• **Given request**
Please print the full listing exactly.

--- Listing ---

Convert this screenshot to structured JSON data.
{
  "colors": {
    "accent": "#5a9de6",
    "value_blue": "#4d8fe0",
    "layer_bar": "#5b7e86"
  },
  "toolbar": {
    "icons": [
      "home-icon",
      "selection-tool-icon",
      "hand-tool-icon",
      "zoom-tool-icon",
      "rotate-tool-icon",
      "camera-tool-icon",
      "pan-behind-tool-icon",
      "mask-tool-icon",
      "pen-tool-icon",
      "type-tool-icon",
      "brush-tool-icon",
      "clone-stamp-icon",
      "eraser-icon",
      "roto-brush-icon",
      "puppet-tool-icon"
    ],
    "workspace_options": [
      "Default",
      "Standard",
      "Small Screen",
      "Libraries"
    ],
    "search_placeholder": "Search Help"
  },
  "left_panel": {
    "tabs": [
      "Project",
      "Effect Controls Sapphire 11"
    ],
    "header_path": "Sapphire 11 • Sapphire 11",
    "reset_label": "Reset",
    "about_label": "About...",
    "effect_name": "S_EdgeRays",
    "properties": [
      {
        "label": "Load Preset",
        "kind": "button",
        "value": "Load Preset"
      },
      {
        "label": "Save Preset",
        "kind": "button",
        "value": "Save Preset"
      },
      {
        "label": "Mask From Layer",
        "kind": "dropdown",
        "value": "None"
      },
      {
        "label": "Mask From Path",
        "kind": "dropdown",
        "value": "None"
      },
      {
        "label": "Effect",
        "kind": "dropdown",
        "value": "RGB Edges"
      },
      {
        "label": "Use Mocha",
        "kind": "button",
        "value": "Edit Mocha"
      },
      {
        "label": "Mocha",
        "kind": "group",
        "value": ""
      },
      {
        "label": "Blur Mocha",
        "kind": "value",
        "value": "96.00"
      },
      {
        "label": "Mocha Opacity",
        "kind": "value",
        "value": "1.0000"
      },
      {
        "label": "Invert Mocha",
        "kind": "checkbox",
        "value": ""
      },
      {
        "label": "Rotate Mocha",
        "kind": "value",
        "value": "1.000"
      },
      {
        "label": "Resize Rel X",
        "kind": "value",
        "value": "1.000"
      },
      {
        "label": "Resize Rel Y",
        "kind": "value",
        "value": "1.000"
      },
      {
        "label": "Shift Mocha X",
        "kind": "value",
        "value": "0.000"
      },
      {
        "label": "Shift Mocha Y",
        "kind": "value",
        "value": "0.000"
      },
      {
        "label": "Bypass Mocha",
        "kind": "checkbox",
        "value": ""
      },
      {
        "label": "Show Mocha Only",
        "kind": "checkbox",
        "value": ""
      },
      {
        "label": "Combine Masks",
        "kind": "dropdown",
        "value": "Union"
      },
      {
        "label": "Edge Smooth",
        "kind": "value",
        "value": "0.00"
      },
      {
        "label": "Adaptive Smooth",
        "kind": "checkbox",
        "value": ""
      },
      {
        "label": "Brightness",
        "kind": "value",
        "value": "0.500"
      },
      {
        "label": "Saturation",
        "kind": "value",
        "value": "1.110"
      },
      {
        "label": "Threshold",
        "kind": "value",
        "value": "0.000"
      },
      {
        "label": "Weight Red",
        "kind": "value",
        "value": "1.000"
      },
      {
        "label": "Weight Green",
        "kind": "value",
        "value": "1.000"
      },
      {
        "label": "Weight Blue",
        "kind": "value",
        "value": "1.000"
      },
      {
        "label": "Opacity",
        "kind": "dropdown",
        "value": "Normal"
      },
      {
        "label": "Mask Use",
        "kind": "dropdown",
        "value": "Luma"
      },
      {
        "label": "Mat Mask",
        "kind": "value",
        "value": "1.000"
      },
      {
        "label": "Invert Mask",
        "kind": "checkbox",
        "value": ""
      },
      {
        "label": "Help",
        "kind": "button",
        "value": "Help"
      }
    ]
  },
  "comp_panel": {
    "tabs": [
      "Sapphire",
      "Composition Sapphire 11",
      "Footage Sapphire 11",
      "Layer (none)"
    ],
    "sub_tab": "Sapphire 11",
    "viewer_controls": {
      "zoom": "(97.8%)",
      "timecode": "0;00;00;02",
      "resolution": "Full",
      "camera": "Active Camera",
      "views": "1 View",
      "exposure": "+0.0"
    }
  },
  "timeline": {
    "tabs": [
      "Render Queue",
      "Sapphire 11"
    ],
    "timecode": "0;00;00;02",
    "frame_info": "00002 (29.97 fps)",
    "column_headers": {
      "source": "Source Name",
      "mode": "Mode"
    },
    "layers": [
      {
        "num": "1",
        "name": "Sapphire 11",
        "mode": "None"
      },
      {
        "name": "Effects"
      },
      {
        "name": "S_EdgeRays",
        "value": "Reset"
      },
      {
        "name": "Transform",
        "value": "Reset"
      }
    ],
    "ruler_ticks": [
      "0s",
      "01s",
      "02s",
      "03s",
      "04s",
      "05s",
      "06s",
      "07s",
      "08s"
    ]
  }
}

---

• **Correct output**
Convert this screenshot to structured JSON data.
{
  "colors": {
    "accent": "#5a9de6",
    "value_blue": "#4d8fe0",
    "layer_bar": "#5b7e86"
  },
  "toolbar": {
    "icons": [
      "home-icon",
      "selection-tool-icon",
      "hand-tool-icon",
      "zoom-tool-icon",
      "rotate-tool-icon",
      "camera-tool-icon",
      "pan-behind-tool-icon",
      "mask-tool-icon",
      "pen-tool-icon",
      "type-tool-icon",
      "brush-tool-icon",
      "clone-stamp-icon",
      "eraser-icon",
      "roto-brush-icon",
      "puppet-tool-icon"
    ],
    "workspace_options": [
      "Default",
      "Standard",
      "Small Screen",
      "Libraries"
    ],
    "search_placeholder": "Search Help"
  },
  "left_panel": {
    "tabs": [
      "Project",
      "Effect Controls Sapphire 11"
    ],
    "header_path": "Sapphire 11 • Sapphire 11",
    "reset_label": "Reset",
    "about_label": "About...",
    "effect_name": "S_EdgeRays",
    "properties": [
      {
        "label": "Load Preset",
        "kind": "button",
        "value": "Load Preset"
      },
      {
        "label": "Save Preset",
        "kind": "button",
        "value": "Save Preset"
      },
      {
        "label": "Mask From Layer",
        "kind": "dropdown",
        "value": "None"
      },
      {
        "label": "Mask From Path",
        "kind": "dropdown",
        "value": "None"
      },
      {
        "label": "Effect",
        "kind": "dropdown",
        "value": "RGB Edges"
      },
      {
        "label": "Use Mocha",
        "kind": "button",
        "value": "Edit Mocha"
      },
      {
        "label": "Mocha",
        "kind": "group",
        "value": ""
      },
      {
        "label": "Blur Mocha",
        "kind": "value",
        "value": "96.00"
      },
      {
        "label": "Mocha Opacity",
        "kind": "value",
        "value": "1.0000"
      },
      {
        "label": "Invert Mocha",
        "kind": "checkbox",
        "value": ""
      },
      {
        "label": "Rotate Mocha",
        "kind": "value",
        "value": "1.000"
      },
      {
        "label": "Resize Rel X",
        "kind": "value",
        "value": "1.000"
      },
      {
        "label": "Resize Rel Y",
        "kind": "value",
        "value": "1.000"
      },
      {
        "label": "Shift Mocha X",
        "kind": "value",
        "value": "0.000"
      },
      {
        "label": "Shift Mocha Y",
        "kind": "value",
        "value": "0.000"
      },
      {
        "label": "Bypass Mocha",
        "kind": "checkbox",
        "value": ""
      },
      {
        "label": "Show Mocha Only",
        "kind": "checkbox",
        "value": ""
      },
      {
        "label": "Combine Masks",
        "kind": "dropdown",
        "value": "Union"
      },
      {
        "label": "Edge Smooth",
        "kind": "value",
        "value": "0.00"
      },
      {
        "label": "Adaptive Smooth",
        "kind": "checkbox",
        "value": ""
      },
      {
        "label": "Brightness",
        "kind": "value",
        "value": "0.500"
      },
      {
        "label": "Saturation",
        "kind": "value",
        "value": "1.110"
      },
      {
        "label": "Threshold",
        "kind": "value",
        "value": "0.000"
      },
      {
        "label": "Weight Red",
        "kind": "value",
        "value": "1.000"
      },
      {
        "label": "Weight Green",
        "kind": "value",
        "value": "1.000"
      },
      {
        "label": "Weight Blue",
        "kind": "value",
        "value": "1.000"
      },
      {
        "label": "Opacity",
        "kind": "dropdown",
        "value": "Normal"
      },
      {
        "label": "Mask Use",
        "kind": "dropdown",
        "value": "Luma"
      },
      {
        "label": "Mat Mask",
        "kind": "value",
        "value": "1.000"
      },
      {
        "label": "Invert Mask",
        "kind": "checkbox",
        "value": ""
      },
      {
        "label": "Help",
        "kind": "button",
        "value": "Help"
      }
    ]
  },
  "comp_panel": {
    "tabs": [
      "Sapphire",
      "Composition Sapphire 11",
      "Footage Sapphire 11",
      "Layer (none)"
    ],
    "sub_tab": "Sapphire 11",
    "viewer_controls": {
      "zoom": "(97.8%)",
      "timecode": "0;00;00;02",
      "resolution": "Full",
      "camera": "Active Camera",
      "views": "1 View",
      "exposure": "+0.0"
    }
  },
  "timeline": {
    "tabs": [
      "Render Queue",
      "Sapphire 11"
    ],
    "timecode": "0;00;00;02",
    "frame_info": "00002 (29.97 fps)",
    "column_headers": {
      "source": "Source Name",
      "mode": "Mode"
    },
    "layers": [
      {
        "num": "1",
        "name": "Sapphire 11",
        "mode": "None"
      },
      {
        "name": "Effects"
      },
      {
        "name": "S_EdgeRays",
        "value": "Reset"
      },
      {
        "name": "Transform",
        "value": "Reset"
      }
    ],
    "ruler_ticks": [
      "0s",
      "01s",
      "02s",
      "03s",
      "04s",
      "05s",
      "06s",
      "07s",
      "08s"
    ]
  }
}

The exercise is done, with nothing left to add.